- _TASK DIRECTIONS_: Below are entries to be transcribed exactly; exclude the pictures from the copy.

— begin DATA FOR THIS EXERCISE —

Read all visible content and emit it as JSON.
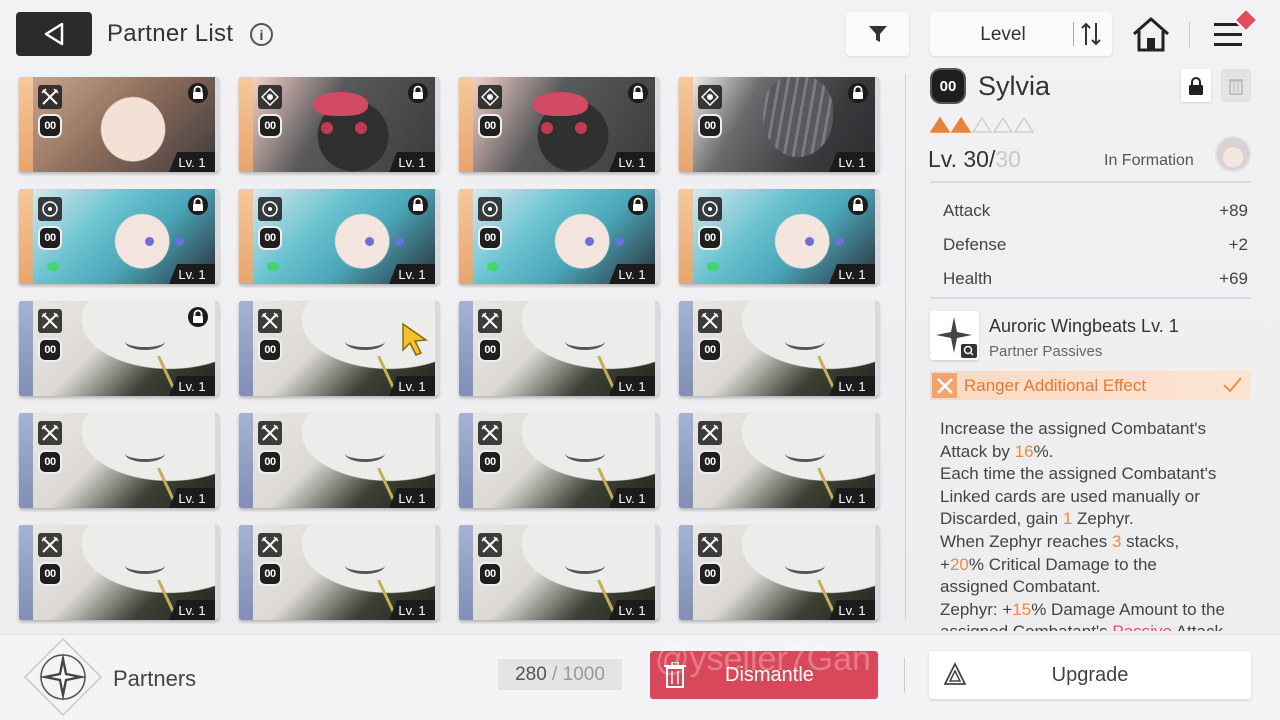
{
  "header": {
    "title": "Partner List",
    "info_glyph": "i",
    "sort": {
      "label": "Level"
    }
  },
  "grid": {
    "cards": [
      {
        "art": "girl",
        "rarity": "gold",
        "class_icon": "sword-cross-icon",
        "slot": "00",
        "locked": true,
        "level": "Lv. 1"
      },
      {
        "art": "bunny",
        "rarity": "gold",
        "class_icon": "target-icon",
        "slot": "00",
        "locked": true,
        "level": "Lv. 1"
      },
      {
        "art": "bunny",
        "rarity": "gold",
        "class_icon": "target-icon",
        "slot": "00",
        "locked": true,
        "level": "Lv. 1"
      },
      {
        "art": "bird",
        "rarity": "gold",
        "class_icon": "target-icon",
        "slot": "00",
        "locked": true,
        "level": "Lv. 1"
      },
      {
        "art": "teal",
        "rarity": "gold",
        "class_icon": "ring-icon",
        "slot": "00",
        "locked": true,
        "level": "Lv. 1"
      },
      {
        "art": "teal",
        "rarity": "gold",
        "class_icon": "ring-icon",
        "slot": "00",
        "locked": true,
        "level": "Lv. 1"
      },
      {
        "art": "teal",
        "rarity": "gold",
        "class_icon": "ring-icon",
        "slot": "00",
        "locked": true,
        "level": "Lv. 1"
      },
      {
        "art": "teal",
        "rarity": "gold",
        "class_icon": "ring-icon",
        "slot": "00",
        "locked": true,
        "level": "Lv. 1"
      },
      {
        "art": "mask",
        "rarity": "blue",
        "class_icon": "sword-cross-icon",
        "slot": "00",
        "locked": true,
        "level": "Lv. 1"
      },
      {
        "art": "mask",
        "rarity": "blue",
        "class_icon": "sword-cross-icon",
        "slot": "00",
        "locked": false,
        "level": "Lv. 1"
      },
      {
        "art": "mask",
        "rarity": "blue",
        "class_icon": "sword-cross-icon",
        "slot": "00",
        "locked": false,
        "level": "Lv. 1"
      },
      {
        "art": "mask",
        "rarity": "blue",
        "class_icon": "sword-cross-icon",
        "slot": "00",
        "locked": false,
        "level": "Lv. 1"
      },
      {
        "art": "mask",
        "rarity": "blue",
        "class_icon": "sword-cross-icon",
        "slot": "00",
        "locked": false,
        "level": "Lv. 1"
      },
      {
        "art": "mask",
        "rarity": "blue",
        "class_icon": "sword-cross-icon",
        "slot": "00",
        "locked": false,
        "level": "Lv. 1"
      },
      {
        "art": "mask",
        "rarity": "blue",
        "class_icon": "sword-cross-icon",
        "slot": "00",
        "locked": false,
        "level": "Lv. 1"
      },
      {
        "art": "mask",
        "rarity": "blue",
        "class_icon": "sword-cross-icon",
        "slot": "00",
        "locked": false,
        "level": "Lv. 1"
      },
      {
        "art": "mask",
        "rarity": "blue",
        "class_icon": "sword-cross-icon",
        "slot": "00",
        "locked": false,
        "level": "Lv. 1"
      },
      {
        "art": "mask",
        "rarity": "blue",
        "class_icon": "sword-cross-icon",
        "slot": "00",
        "locked": false,
        "level": "Lv. 1"
      },
      {
        "art": "mask",
        "rarity": "blue",
        "class_icon": "sword-cross-icon",
        "slot": "00",
        "locked": false,
        "level": "Lv. 1"
      },
      {
        "art": "mask",
        "rarity": "blue",
        "class_icon": "sword-cross-icon",
        "slot": "00",
        "locked": false,
        "level": "Lv. 1"
      }
    ]
  },
  "detail": {
    "slot": "00",
    "name": "Sylvia",
    "stars_filled": 2,
    "stars_total": 5,
    "level_current": "Lv. 30/",
    "level_max": "30",
    "formation_status": "In Formation",
    "stats": [
      {
        "label": "Attack",
        "value": "+89"
      },
      {
        "label": "Defense",
        "value": "+2"
      },
      {
        "label": "Health",
        "value": "+69"
      }
    ],
    "passive": {
      "name": "Auroric Wingbeats Lv. 1",
      "type": "Partner Passives"
    },
    "effect": {
      "label": "Ranger Additional Effect"
    },
    "description": {
      "l1a": "Increase the assigned Combatant's",
      "l2a": "Attack by ",
      "l2b": "16",
      "l2c": "%.",
      "l3a": "Each time the assigned Combatant's",
      "l4a": "Linked cards are used manually or",
      "l5a": "Discarded, gain ",
      "l5b": "1",
      "l5c": " Zephyr.",
      "l6a": "When Zephyr reaches ",
      "l6b": "3",
      "l6c": " stacks,",
      "l7a": "+",
      "l7b": "20",
      "l7c": "% Critical Damage to the",
      "l8a": "assigned Combatant.",
      "l9a": "Zephyr: +",
      "l9b": "15",
      "l9c": "% Damage Amount to the",
      "l10a": "assigned Combatant's ",
      "l10b": "Passive",
      "l10c": " Attack"
    }
  },
  "footer": {
    "section_label": "Partners",
    "count_current": "280",
    "count_sep": " / ",
    "count_max": "1000",
    "dismantle_label": "Dismantle",
    "watermark": "@yseller7Gan",
    "upgrade_label": "Upgrade"
  },
  "colors": {
    "accent_red": "#d9485a",
    "highlight_orange": "#ea8a44",
    "rarity_gold": "#e8a46e",
    "rarity_blue": "#7f8fb5"
  }
}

— end DATA FOR THIS EXERCISE —

- _EXPECTED OUTPUT_:
Read all visible content and emit it as JSON.
{
  "header": {
    "title": "Partner List",
    "info_glyph": "i",
    "sort": {
      "label": "Level"
    }
  },
  "grid": {
    "cards": [
      {
        "art": "girl",
        "rarity": "gold",
        "class_icon": "sword-cross-icon",
        "slot": "00",
        "locked": true,
        "level": "Lv. 1"
      },
      {
        "art": "bunny",
        "rarity": "gold",
        "class_icon": "target-icon",
        "slot": "00",
        "locked": true,
        "level": "Lv. 1"
      },
      {
        "art": "bunny",
        "rarity": "gold",
        "class_icon": "target-icon",
        "slot": "00",
        "locked": true,
        "level": "Lv. 1"
      },
      {
        "art": "bird",
        "rarity": "gold",
        "class_icon": "target-icon",
        "slot": "00",
        "locked": true,
        "level": "Lv. 1"
      },
      {
        "art": "teal",
        "rarity": "gold",
        "class_icon": "ring-icon",
        "slot": "00",
        "locked": true,
        "level": "Lv. 1"
      },
      {
        "art": "teal",
        "rarity": "gold",
        "class_icon": "ring-icon",
        "slot": "00",
        "locked": true,
        "level": "Lv. 1"
      },
      {
        "art": "teal",
        "rarity": "gold",
        "class_icon": "ring-icon",
        "slot": "00",
        "locked": true,
        "level": "Lv. 1"
      },
      {
        "art": "teal",
        "rarity": "gold",
        "class_icon": "ring-icon",
        "slot": "00",
        "locked": true,
        "level": "Lv. 1"
      },
      {
        "art": "mask",
        "rarity": "blue",
        "class_icon": "sword-cross-icon",
        "slot": "00",
        "locked": true,
        "level": "Lv. 1"
      },
      {
        "art": "mask",
        "rarity": "blue",
        "class_icon": "sword-cross-icon",
        "slot": "00",
        "locked": false,
        "level": "Lv. 1"
      },
      {
        "art": "mask",
        "rarity": "blue",
        "class_icon": "sword-cross-icon",
        "slot": "00",
        "locked": false,
        "level": "Lv. 1"
      },
      {
        "art": "mask",
        "rarity": "blue",
        "class_icon": "sword-cross-icon",
        "slot": "00",
        "locked": false,
        "level": "Lv. 1"
      },
      {
        "art": "mask",
        "rarity": "blue",
        "class_icon": "sword-cross-icon",
        "slot": "00",
        "locked": false,
        "level": "Lv. 1"
      },
      {
        "art": "mask",
        "rarity": "blue",
        "class_icon": "sword-cross-icon",
        "slot": "00",
        "locked": false,
        "level": "Lv. 1"
      },
      {
        "art": "mask",
        "rarity": "blue",
        "class_icon": "sword-cross-icon",
        "slot": "00",
        "locked": false,
        "level": "Lv. 1"
      },
      {
        "art": "mask",
        "rarity": "blue",
        "class_icon": "sword-cross-icon",
        "slot": "00",
        "locked": false,
        "level": "Lv. 1"
      },
      {
        "art": "mask",
        "rarity": "blue",
        "class_icon": "sword-cross-icon",
        "slot": "00",
        "locked": false,
        "level": "Lv. 1"
      },
      {
        "art": "mask",
        "rarity": "blue",
        "class_icon": "sword-cross-icon",
        "slot": "00",
        "locked": false,
        "level": "Lv. 1"
      },
      {
        "art": "mask",
        "rarity": "blue",
        "class_icon": "sword-cross-icon",
        "slot": "00",
        "locked": false,
        "level": "Lv. 1"
      },
      {
        "art": "mask",
        "rarity": "blue",
        "class_icon": "sword-cross-icon",
        "slot": "00",
        "locked": false,
        "level": "Lv. 1"
      }
    ]
  },
  "detail": {
    "slot": "00",
    "name": "Sylvia",
    "stars_filled": 2,
    "stars_total": 5,
    "level_current": "Lv. 30/",
    "level_max": "30",
    "formation_status": "In Formation",
    "stats": [
      {
        "label": "Attack",
        "value": "+89"
      },
      {
        "label": "Defense",
        "value": "+2"
      },
      {
        "label": "Health",
        "value": "+69"
      }
    ],
    "passive": {
      "name": "Auroric Wingbeats Lv. 1",
      "type": "Partner Passives"
    },
    "effect": {
      "label": "Ranger Additional Effect"
    },
    "description": {
      "l1a": "Increase the assigned Combatant's",
      "l2a": "Attack by ",
      "l2b": "16",
      "l2c": "%.",
      "l3a": "Each time the assigned Combatant's",
      "l4a": "Linked cards are used manually or",
      "l5a": "Discarded, gain ",
      "l5b": "1",
      "l5c": " Zephyr.",
      "l6a": "When Zephyr reaches ",
      "l6b": "3",
      "l6c": " stacks,",
      "l7a": "+",
      "l7b": "20",
      "l7c": "% Critical Damage to the",
      "l8a": "assigned Combatant.",
      "l9a": "Zephyr: +",
      "l9b": "15",
      "l9c": "% Damage Amount to the",
      "l10a": "assigned Combatant's ",
      "l10b": "Passive",
      "l10c": " Attack"
    }
  },
  "footer": {
    "section_label": "Partners",
    "count_current": "280",
    "count_sep": " / ",
    "count_max": "1000",
    "dismantle_label": "Dismantle",
    "watermark": "@yseller7Gan",
    "upgrade_label": "Upgrade"
  },
  "colors": {
    "accent_red": "#d9485a",
    "highlight_orange": "#ea8a44",
    "rarity_gold": "#e8a46e",
    "rarity_blue": "#7f8fb5"
  }
}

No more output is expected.